_What is needed:_ Find the string "JSON" and gather every line that holds it.

_Provided records:_
********
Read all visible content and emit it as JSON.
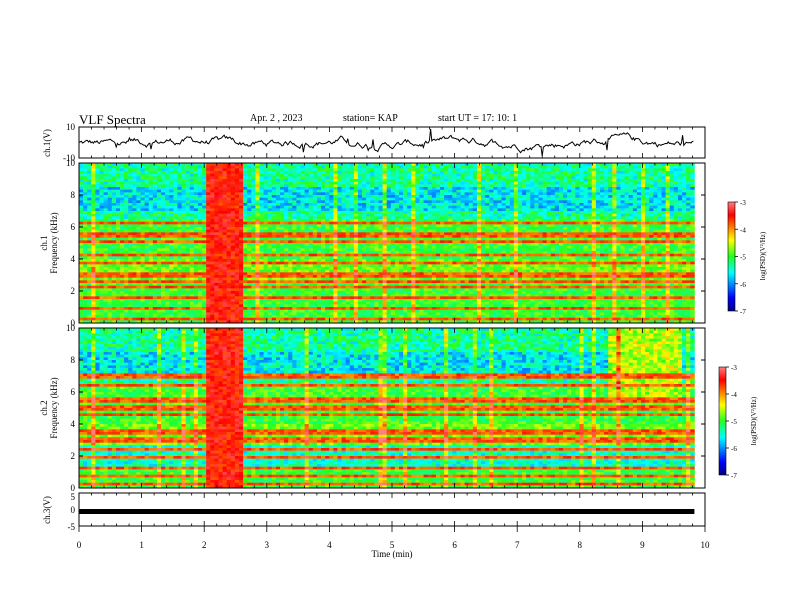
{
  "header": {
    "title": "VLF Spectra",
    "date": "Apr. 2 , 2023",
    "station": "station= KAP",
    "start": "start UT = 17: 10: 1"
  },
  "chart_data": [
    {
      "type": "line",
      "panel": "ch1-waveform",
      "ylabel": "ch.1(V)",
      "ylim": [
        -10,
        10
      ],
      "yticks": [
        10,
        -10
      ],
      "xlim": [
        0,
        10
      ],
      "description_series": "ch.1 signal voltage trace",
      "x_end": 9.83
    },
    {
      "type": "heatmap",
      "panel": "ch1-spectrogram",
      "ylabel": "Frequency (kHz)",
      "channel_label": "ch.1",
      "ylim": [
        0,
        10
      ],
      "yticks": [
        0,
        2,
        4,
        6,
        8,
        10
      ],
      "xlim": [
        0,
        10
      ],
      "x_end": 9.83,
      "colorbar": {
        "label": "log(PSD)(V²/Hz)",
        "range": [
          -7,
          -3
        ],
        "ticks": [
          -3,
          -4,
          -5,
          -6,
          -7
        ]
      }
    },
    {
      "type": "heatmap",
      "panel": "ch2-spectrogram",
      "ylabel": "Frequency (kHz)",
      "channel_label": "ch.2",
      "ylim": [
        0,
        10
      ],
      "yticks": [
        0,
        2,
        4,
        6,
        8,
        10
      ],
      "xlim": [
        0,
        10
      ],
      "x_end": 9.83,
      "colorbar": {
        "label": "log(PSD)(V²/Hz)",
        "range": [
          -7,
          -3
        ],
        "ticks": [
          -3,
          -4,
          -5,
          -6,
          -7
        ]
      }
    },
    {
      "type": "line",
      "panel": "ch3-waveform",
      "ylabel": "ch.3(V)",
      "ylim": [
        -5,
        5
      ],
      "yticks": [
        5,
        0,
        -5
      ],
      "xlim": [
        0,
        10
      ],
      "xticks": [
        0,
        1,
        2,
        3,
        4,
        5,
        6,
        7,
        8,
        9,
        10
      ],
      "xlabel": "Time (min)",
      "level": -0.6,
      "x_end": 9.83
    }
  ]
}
********
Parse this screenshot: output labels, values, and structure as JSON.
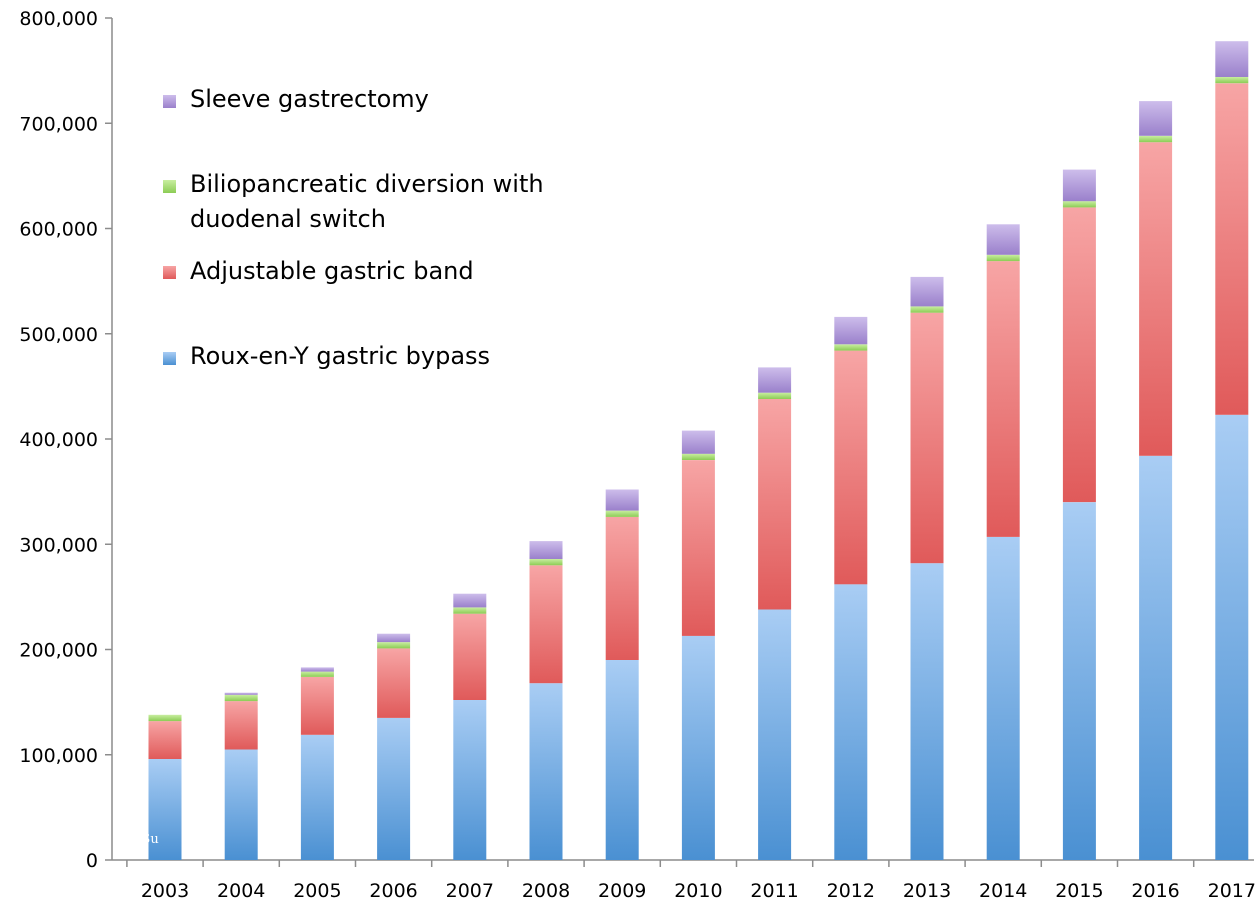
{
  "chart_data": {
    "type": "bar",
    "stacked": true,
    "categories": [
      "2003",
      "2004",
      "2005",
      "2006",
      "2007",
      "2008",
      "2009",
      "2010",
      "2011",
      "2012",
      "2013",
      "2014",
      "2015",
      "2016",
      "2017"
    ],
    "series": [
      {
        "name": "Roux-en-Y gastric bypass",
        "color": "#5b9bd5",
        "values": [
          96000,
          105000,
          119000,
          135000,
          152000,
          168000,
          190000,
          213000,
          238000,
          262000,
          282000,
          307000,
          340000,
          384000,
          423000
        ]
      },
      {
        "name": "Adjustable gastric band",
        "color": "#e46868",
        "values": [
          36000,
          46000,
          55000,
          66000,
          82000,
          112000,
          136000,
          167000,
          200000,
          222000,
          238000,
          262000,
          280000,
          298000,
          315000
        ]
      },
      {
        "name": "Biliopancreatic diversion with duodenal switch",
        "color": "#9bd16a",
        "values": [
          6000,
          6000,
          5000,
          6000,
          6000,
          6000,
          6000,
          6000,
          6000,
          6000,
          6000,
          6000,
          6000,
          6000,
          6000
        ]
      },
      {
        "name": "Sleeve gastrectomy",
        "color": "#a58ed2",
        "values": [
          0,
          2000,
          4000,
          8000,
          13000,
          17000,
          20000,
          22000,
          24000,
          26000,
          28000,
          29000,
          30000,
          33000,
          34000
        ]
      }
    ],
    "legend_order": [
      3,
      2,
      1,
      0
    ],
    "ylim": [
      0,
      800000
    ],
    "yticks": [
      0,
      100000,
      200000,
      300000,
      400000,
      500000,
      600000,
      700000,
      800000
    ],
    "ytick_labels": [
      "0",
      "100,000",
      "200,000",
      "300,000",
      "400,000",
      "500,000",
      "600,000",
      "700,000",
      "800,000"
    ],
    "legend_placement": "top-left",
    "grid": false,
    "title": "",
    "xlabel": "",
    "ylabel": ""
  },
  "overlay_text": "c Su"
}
********
_Exercise output:_
Read all visible content and emit it as JSON.
Parse this screenshot: output labels, values, and structure as JSON.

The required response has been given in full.